Directive — Extract all lines that hold the string "Joel".

Dataset items:
---+---

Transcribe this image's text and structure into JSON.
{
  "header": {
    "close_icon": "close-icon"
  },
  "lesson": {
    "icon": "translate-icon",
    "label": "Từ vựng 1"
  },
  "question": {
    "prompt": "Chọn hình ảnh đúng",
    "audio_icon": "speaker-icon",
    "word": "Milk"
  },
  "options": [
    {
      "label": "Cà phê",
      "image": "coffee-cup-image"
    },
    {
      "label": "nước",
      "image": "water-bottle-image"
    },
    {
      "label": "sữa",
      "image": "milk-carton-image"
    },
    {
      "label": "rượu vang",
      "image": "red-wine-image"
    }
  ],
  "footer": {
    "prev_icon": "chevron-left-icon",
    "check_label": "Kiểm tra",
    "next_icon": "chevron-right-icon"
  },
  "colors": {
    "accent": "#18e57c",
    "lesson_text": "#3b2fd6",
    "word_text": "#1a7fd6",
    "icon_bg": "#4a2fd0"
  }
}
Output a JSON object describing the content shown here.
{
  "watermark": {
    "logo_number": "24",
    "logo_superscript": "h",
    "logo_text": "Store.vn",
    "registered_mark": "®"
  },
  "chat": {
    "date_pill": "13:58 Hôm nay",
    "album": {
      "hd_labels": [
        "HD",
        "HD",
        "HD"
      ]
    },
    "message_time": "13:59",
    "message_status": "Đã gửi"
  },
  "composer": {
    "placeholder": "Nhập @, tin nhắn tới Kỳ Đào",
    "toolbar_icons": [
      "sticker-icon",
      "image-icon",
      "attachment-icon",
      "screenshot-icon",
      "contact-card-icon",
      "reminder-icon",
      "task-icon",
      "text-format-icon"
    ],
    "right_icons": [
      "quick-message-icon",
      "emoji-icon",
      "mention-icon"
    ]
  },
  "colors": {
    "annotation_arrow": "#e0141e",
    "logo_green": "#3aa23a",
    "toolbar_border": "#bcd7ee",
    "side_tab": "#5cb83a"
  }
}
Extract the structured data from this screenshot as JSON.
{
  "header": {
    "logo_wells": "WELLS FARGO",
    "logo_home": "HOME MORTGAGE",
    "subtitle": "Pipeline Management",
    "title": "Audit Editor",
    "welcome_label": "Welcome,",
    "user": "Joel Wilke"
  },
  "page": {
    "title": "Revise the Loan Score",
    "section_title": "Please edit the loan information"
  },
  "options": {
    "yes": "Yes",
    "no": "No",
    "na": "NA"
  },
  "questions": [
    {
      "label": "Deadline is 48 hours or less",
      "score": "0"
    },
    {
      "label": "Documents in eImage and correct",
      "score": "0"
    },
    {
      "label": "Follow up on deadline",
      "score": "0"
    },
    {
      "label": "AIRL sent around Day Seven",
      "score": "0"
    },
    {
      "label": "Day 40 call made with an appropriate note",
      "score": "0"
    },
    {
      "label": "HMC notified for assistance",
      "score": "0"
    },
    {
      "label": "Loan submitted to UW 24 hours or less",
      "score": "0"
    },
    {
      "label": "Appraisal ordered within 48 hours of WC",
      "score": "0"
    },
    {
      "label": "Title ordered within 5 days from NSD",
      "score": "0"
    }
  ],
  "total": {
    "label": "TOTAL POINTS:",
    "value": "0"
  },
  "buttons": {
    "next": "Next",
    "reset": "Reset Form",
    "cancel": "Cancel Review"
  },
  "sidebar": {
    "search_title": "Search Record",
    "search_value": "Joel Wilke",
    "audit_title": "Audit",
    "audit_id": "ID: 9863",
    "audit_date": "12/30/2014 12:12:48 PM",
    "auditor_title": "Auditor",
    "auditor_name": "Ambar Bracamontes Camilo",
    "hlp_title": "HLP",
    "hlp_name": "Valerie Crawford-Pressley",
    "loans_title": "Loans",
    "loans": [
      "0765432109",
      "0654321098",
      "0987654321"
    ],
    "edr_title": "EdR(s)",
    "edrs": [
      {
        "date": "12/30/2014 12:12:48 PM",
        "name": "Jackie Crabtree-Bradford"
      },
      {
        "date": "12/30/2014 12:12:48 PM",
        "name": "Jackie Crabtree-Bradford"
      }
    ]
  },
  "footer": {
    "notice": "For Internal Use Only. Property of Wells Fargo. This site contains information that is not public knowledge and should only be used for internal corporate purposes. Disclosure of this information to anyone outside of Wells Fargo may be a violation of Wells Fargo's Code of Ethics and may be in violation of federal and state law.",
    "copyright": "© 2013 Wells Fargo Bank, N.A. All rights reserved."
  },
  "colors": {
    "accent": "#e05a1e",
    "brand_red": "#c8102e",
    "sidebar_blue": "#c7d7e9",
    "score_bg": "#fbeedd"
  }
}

---+---

Reply to the task —
    "user": "Joel Wilke"
    "search_value": "Joel Wilke",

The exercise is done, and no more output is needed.